> _GIVEN INFORMATION_:
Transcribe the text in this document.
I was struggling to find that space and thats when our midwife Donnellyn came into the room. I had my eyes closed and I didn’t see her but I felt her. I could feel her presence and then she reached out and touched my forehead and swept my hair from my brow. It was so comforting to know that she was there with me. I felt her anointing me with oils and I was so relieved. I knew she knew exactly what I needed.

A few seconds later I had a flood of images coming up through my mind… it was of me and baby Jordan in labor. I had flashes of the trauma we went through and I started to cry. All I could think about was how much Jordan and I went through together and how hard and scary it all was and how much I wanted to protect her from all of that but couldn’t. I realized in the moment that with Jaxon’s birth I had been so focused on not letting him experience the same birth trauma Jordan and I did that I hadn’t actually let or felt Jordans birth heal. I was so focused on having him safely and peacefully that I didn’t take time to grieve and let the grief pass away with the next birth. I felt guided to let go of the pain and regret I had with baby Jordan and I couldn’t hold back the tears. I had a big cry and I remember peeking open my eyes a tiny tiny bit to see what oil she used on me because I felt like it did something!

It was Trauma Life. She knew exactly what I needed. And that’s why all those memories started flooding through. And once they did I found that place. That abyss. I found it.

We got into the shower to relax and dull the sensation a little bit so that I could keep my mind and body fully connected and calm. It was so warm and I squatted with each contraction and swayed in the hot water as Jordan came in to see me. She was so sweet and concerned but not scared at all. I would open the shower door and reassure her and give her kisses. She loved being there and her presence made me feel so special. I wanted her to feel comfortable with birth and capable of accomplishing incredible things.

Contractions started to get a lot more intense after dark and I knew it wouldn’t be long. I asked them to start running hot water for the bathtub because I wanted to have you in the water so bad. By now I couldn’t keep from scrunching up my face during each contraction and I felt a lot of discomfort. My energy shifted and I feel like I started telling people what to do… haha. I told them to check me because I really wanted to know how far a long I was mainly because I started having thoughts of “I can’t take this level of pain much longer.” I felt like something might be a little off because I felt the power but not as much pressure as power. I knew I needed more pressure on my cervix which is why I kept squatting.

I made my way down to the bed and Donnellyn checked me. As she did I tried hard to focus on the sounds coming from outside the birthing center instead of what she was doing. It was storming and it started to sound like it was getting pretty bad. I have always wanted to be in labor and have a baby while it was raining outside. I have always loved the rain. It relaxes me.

...

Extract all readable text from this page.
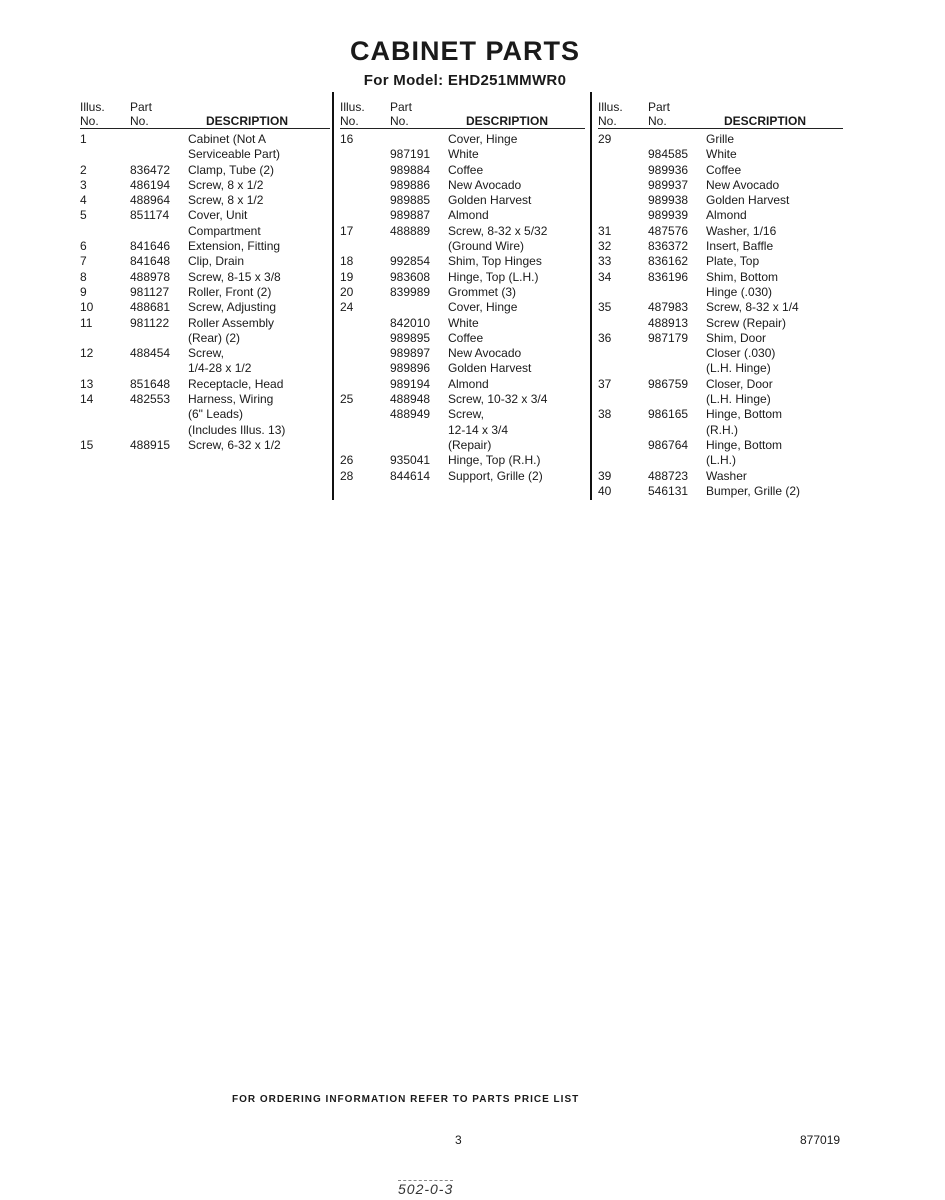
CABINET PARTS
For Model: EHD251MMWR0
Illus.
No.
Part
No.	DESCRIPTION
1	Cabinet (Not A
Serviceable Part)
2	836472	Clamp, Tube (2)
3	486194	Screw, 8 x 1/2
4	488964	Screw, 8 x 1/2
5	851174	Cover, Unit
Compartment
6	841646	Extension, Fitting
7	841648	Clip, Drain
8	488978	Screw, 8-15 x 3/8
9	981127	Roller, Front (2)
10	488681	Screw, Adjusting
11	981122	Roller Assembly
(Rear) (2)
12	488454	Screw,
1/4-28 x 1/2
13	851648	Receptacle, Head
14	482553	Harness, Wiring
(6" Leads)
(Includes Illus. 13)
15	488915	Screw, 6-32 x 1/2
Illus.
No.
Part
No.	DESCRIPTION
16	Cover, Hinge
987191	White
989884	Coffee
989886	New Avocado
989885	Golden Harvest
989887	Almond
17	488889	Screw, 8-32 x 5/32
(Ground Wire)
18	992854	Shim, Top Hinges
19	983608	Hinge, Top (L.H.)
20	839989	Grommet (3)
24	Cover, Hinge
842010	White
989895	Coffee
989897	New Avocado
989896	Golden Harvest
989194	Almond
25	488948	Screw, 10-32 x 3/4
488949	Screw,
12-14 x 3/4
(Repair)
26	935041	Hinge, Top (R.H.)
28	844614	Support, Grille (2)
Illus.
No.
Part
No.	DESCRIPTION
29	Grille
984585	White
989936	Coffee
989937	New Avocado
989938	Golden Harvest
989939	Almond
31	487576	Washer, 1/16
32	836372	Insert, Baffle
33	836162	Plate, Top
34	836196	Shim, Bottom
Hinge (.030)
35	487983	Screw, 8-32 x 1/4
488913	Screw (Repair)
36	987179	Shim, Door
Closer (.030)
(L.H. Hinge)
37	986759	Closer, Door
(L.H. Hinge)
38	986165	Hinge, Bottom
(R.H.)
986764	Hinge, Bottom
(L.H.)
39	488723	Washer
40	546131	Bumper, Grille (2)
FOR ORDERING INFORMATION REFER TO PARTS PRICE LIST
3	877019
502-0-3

> _WHAT TO PRODUCE_: Show the lines that mention the word "Harvest".

> _RESULT_:
989885	Golden Harvest
989896	Golden Harvest
989938	Golden Harvest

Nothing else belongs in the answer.